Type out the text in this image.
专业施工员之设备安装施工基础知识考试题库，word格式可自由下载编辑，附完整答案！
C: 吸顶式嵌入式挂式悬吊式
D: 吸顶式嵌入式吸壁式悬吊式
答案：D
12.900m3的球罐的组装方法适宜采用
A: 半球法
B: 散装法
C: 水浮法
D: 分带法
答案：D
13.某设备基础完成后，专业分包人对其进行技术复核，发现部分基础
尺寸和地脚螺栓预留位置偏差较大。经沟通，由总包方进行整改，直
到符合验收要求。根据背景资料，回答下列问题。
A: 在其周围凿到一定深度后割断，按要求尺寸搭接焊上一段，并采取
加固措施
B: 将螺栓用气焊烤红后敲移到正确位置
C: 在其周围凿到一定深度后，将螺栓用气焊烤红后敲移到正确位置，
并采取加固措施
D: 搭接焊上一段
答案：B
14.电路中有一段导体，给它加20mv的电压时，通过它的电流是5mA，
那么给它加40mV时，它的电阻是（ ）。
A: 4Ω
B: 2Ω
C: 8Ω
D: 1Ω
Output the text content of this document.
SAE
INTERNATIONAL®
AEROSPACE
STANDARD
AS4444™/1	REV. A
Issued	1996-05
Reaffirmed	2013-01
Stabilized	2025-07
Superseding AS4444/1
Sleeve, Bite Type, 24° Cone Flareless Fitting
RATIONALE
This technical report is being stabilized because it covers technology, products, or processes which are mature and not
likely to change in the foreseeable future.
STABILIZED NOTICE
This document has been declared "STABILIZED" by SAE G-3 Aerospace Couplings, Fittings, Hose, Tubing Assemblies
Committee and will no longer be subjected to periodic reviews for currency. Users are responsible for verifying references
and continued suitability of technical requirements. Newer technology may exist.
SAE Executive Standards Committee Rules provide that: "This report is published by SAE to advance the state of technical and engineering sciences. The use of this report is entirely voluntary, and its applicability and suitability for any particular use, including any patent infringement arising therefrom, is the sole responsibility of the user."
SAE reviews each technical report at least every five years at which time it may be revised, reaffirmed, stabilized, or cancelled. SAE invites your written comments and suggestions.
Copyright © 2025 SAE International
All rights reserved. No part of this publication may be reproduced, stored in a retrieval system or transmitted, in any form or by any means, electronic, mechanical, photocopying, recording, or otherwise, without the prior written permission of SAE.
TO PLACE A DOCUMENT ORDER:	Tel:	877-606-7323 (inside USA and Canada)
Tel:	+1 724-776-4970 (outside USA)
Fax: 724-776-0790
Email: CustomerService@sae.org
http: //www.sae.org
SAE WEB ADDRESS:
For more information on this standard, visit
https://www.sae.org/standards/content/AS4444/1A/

=-=-=-=-=

> [WRITTEN EXERCISE]
From the listing above, copy every line that includes the word "content".

> [RESPONSE]
Output the text content of this document.
https://www.sae.org/standards/content/AS4444/1A/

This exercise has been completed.